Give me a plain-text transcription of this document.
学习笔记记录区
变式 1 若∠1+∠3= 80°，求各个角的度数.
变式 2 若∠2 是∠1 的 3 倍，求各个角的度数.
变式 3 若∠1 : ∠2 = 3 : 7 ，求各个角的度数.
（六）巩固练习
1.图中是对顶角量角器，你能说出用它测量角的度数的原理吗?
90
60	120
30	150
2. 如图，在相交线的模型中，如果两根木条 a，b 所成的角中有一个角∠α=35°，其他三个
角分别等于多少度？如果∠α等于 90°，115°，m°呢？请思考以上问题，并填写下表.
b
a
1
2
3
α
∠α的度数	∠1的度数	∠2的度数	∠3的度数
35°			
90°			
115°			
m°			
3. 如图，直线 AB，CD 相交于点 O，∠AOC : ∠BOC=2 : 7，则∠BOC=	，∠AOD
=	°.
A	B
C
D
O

# # #

▸ STATED EXERCISE
Go through the preceding material and copy each line that has the word "求各个角的度数".

▸ RESULT OF THE TASK
变式 1 若∠1+∠3= 80°，求各个角的度数.
变式 2 若∠2 是∠1 的 3 倍，求各个角的度数.
变式 3 若∠1 : ∠2 = 3 : 7 ，求各个角的度数.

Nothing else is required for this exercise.